Please reproduce the following entries word for word, keeping every line as it appears.

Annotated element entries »
------------
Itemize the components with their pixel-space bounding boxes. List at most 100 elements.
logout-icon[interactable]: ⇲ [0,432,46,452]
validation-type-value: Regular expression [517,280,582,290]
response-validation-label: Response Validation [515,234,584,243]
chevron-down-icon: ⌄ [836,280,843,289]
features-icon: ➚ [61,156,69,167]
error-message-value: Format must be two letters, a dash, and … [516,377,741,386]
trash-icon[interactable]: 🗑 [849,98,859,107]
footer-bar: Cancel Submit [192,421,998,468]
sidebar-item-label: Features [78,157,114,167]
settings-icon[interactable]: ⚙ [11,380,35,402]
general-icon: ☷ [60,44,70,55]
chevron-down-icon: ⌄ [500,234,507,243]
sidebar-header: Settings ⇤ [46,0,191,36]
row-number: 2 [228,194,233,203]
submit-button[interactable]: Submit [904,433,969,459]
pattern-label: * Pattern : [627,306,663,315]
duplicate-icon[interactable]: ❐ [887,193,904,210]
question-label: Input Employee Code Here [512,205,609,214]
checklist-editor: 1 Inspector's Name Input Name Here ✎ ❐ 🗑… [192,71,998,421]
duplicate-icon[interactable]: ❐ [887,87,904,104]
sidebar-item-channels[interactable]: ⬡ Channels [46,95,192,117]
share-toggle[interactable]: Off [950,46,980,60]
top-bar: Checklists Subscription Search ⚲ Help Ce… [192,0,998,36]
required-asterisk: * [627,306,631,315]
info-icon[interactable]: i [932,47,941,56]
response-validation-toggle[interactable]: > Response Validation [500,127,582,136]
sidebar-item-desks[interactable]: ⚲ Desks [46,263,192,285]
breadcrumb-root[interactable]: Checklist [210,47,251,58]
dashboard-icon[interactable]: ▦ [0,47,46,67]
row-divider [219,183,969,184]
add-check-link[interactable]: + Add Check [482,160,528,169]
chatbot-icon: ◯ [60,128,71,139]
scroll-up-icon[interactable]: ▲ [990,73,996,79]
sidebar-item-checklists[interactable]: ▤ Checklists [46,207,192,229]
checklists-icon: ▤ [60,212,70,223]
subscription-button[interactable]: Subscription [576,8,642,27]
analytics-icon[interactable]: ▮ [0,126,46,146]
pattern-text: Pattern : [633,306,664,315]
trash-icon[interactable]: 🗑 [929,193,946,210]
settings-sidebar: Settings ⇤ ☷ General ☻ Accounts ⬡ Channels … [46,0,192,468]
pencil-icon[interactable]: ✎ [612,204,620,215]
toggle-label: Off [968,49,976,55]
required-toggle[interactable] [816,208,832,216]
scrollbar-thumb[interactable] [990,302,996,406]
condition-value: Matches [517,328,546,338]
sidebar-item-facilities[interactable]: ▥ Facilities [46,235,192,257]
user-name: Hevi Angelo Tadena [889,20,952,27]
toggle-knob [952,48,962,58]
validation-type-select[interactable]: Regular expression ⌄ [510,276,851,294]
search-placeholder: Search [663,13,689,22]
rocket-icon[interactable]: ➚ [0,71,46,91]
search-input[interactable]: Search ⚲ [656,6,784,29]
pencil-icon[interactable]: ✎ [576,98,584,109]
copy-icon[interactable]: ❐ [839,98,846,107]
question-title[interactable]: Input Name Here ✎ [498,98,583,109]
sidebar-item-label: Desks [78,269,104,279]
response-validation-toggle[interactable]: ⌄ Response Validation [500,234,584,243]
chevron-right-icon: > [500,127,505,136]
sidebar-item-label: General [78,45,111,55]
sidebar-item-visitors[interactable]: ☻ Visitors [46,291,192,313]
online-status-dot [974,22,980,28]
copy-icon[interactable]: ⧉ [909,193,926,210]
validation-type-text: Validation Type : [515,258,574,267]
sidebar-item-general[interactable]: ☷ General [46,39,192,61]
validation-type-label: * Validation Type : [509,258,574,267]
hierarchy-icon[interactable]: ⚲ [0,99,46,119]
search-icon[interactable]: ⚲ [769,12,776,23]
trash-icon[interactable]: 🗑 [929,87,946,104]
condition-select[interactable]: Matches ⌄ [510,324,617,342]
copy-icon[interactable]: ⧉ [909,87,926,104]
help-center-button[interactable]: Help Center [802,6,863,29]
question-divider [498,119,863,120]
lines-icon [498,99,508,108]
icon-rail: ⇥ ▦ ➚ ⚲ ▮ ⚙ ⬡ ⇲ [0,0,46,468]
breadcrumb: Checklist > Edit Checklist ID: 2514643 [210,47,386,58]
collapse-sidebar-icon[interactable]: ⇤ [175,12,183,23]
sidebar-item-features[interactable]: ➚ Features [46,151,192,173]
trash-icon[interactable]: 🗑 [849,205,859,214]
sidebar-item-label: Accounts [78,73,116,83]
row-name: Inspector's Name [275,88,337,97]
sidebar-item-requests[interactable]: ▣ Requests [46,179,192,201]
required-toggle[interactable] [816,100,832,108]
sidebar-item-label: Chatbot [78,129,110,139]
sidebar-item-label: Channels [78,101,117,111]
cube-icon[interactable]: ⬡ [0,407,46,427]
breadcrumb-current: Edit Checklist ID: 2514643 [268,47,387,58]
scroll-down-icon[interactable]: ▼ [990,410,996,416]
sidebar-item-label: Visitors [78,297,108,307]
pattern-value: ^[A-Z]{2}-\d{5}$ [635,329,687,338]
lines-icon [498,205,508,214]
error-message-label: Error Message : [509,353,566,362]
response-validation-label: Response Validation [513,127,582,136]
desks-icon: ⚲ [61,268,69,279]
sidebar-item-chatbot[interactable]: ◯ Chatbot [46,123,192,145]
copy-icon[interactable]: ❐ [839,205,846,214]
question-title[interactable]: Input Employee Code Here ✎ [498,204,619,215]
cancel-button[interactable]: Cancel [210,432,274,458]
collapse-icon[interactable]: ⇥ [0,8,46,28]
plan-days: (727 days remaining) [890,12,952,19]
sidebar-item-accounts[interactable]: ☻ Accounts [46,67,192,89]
------------
TASK SOLUTION »
Itemize the components with their pixel-space bounding boxes. List at most 100 elements.
logout-icon[interactable]: ⇲ [0,432,46,452]
validation-type-value: Regular expression [517,280,582,290]
response-validation-label: Response Validation [515,234,584,243]
chevron-down-icon: ⌄ [836,280,843,289]
features-icon: ➚ [61,156,69,167]
error-message-value: Format must be two letters, a dash, and … [516,377,741,386]
trash-icon[interactable]: 🗑 [849,98,859,107]
footer-bar: Cancel Submit [192,421,998,468]
sidebar-item-label: Features [78,157,114,167]
settings-icon[interactable]: ⚙ [11,380,35,402]
general-icon: ☷ [60,44,70,55]
chevron-down-icon: ⌄ [500,234,507,243]
sidebar-header: Settings ⇤ [46,0,191,36]
row-number: 2 [228,194,233,203]
submit-button[interactable]: Submit [904,433,969,459]
pattern-label: * Pattern : [627,306,663,315]
duplicate-icon[interactable]: ❐ [887,193,904,210]
question-label: Input Employee Code Here [512,205,609,214]
checklist-editor: 1 Inspector's Name Input Name Here ✎ ❐ 🗑… [192,71,998,421]
duplicate-icon[interactable]: ❐ [887,87,904,104]
sidebar-item-channels[interactable]: ⬡ Channels [46,95,192,117]
share-toggle[interactable]: Off [950,46,980,60]
top-bar: Checklists Subscription Search ⚲ Help Ce… [192,0,998,36]
required-asterisk: * [627,306,631,315]
info-icon[interactable]: i [932,47,941,56]
response-validation-toggle[interactable]: > Response Validation [500,127,582,136]
sidebar-item-desks[interactable]: ⚲ Desks [46,263,192,285]
breadcrumb-root[interactable]: Checklist [210,47,251,58]
dashboard-icon[interactable]: ▦ [0,47,46,67]
row-divider [219,183,969,184]
add-check-link[interactable]: + Add Check [482,160,528,169]
chatbot-icon: ◯ [60,128,71,139]
scroll-up-icon[interactable]: ▲ [990,73,996,79]
sidebar-item-checklists[interactable]: ▤ Checklists [46,207,192,229]
checklists-icon: ▤ [60,212,70,223]
subscription-button[interactable]: Subscription [576,8,642,27]
analytics-icon[interactable]: ▮ [0,126,46,146]
pattern-text: Pattern : [633,306,664,315]
trash-icon[interactable]: 🗑 [929,193,946,210]
settings-sidebar: Settings ⇤ ☷ General ☻ Accounts ⬡ Channels … [46,0,192,468]
pencil-icon[interactable]: ✎ [612,204,620,215]
toggle-label: Off [968,49,976,55]
required-toggle[interactable] [816,208,832,216]
scrollbar-thumb[interactable] [990,302,996,406]
condition-value: Matches [517,328,546,338]
sidebar-item-facilities[interactable]: ▥ Facilities [46,235,192,257]
user-name: Hevi Angelo Tadena [889,20,952,27]
toggle-knob [952,48,962,58]
validation-type-select[interactable]: Regular expression ⌄ [510,276,851,294]
search-placeholder: Search [663,13,689,22]
rocket-icon[interactable]: ➚ [0,71,46,91]
search-input[interactable]: Search ⚲ [656,6,784,29]
pencil-icon[interactable]: ✎ [576,98,584,109]
copy-icon[interactable]: ❐ [839,98,846,107]
question-title[interactable]: Input Name Here ✎ [498,98,583,109]
sidebar-item-label: Desks [78,269,104,279]
response-validation-toggle[interactable]: ⌄ Response Validation [500,234,584,243]
chevron-right-icon: > [500,127,505,136]
sidebar-item-label: General [78,45,111,55]
sidebar-item-visitors[interactable]: ☻ Visitors [46,291,192,313]
online-status-dot [974,22,980,28]
copy-icon[interactable]: ⧉ [909,193,926,210]
validation-type-text: Validation Type : [515,258,574,267]
sidebar-item-general[interactable]: ☷ General [46,39,192,61]
validation-type-label: * Validation Type : [509,258,574,267]
hierarchy-icon[interactable]: ⚲ [0,99,46,119]
search-icon[interactable]: ⚲ [769,12,776,23]
trash-icon[interactable]: 🗑 [929,87,946,104]
condition-select[interactable]: Matches ⌄ [510,324,617,342]
copy-icon[interactable]: ⧉ [909,87,926,104]
help-center-button[interactable]: Help Center [802,6,863,29]
question-divider [498,119,863,120]
lines-icon [498,99,508,108]
icon-rail: ⇥ ▦ ➚ ⚲ ▮ ⚙ ⬡ ⇲ [0,0,46,468]
breadcrumb: Checklist > Edit Checklist ID: 2514643 [210,47,386,58]
collapse-sidebar-icon[interactable]: ⇤ [175,12,183,23]
sidebar-item-features[interactable]: ➚ Features [46,151,192,173]
trash-icon[interactable]: 🗑 [849,205,859,214]
sidebar-item-label: Accounts [78,73,116,83]
row-name: Inspector's Name [275,88,337,97]
sidebar-item-requests[interactable]: ▣ Requests [46,179,192,201]
required-toggle[interactable] [816,100,832,108]
sidebar-item-label: Chatbot [78,129,110,139]
sidebar-item-label: Channels [78,101,117,111]
cube-icon[interactable]: ⬡ [0,407,46,427]
breadcrumb-current: Edit Checklist ID: 2514643 [268,47,387,58]
scroll-down-icon[interactable]: ▼ [990,410,996,416]
sidebar-item-label: Visitors [78,297,108,307]
pattern-value: ^[A-Z]{2}-\d{5}$ [635,329,687,338]
lines-icon [498,205,508,214]
error-message-label: Error Message : [509,353,566,362]
response-validation-label: Response Validation [513,127,582,136]
desks-icon: ⚲ [61,268,69,279]
sidebar-item-chatbot[interactable]: ◯ Chatbot [46,123,192,145]
copy-icon[interactable]: ❐ [839,205,846,214]
question-title[interactable]: Input Employee Code Here ✎ [498,204,619,215]
cancel-button[interactable]: Cancel [210,432,274,458]
collapse-icon[interactable]: ⇥ [0,8,46,28]
plan-days: (727 days remaining) [890,12,952,19]
sidebar-item-accounts[interactable]: ☻ Accounts [46,67,192,89]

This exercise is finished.